● What the exercise asks
Records follow. Select each line holding "title".

[Collected data entries]
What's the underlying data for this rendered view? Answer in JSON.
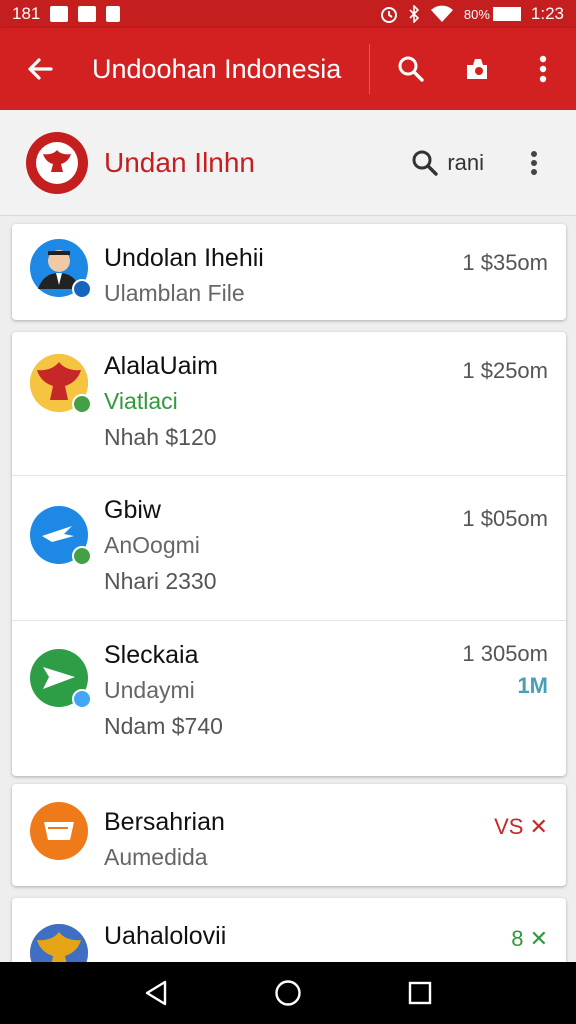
{
  "status_bar": {
    "left_text": "181",
    "battery": "80%",
    "time": "1:23"
  },
  "app_bar": {
    "title": "Undoohan Indonesia"
  },
  "subheader": {
    "title": "Undan Ilnhn",
    "search_label": "rani"
  },
  "items": [
    {
      "name": "Undolan Ihehii",
      "line2": "Ulamblan File",
      "line3": "",
      "meta": "1 $35om",
      "meta_color": "#555555",
      "avatar_color": "#1e88e5",
      "badge_color": "#1565c0"
    },
    {
      "name": "AlalaUaim",
      "line2": "Viatlaci",
      "line3": "Nhah $120",
      "meta": "1 $25om",
      "meta_color": "#555555",
      "avatar_color": "#e6a417",
      "badge_color": "#43a047",
      "line2_color": "#2e9a3a"
    },
    {
      "name": "Gbiw",
      "line2": "AnOogmi",
      "line3": "Nhari 2330",
      "meta": "1 $05om",
      "meta_color": "#555555",
      "avatar_color": "#1e88e5",
      "badge_color": "#43a047"
    },
    {
      "name": "Sleckaia",
      "line2": "Undaymi",
      "line3": "Ndam $740",
      "meta": "1 305om",
      "meta2": "1M",
      "meta_color": "#555555",
      "meta2_color": "#4a9fb8",
      "avatar_color": "#2e9e46",
      "badge_color": "#42a5f5"
    },
    {
      "name": "Bersahrian",
      "line2": "Aumedida",
      "line3": "",
      "meta": "VS ✕",
      "meta_color": "#c62828",
      "avatar_color": "#ef7a1a"
    },
    {
      "name": "Uahalolovii",
      "line2": "",
      "line3": "",
      "meta": "8 ✕",
      "meta_color": "#2e9a3a",
      "avatar_color": "#d4a017"
    }
  ],
  "colors": {
    "primary": "#d32121",
    "status": "#c41e1e"
  }
}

● Task response
    "title": "Undoohan Indonesia"
    "title": "Undan Ilnhn",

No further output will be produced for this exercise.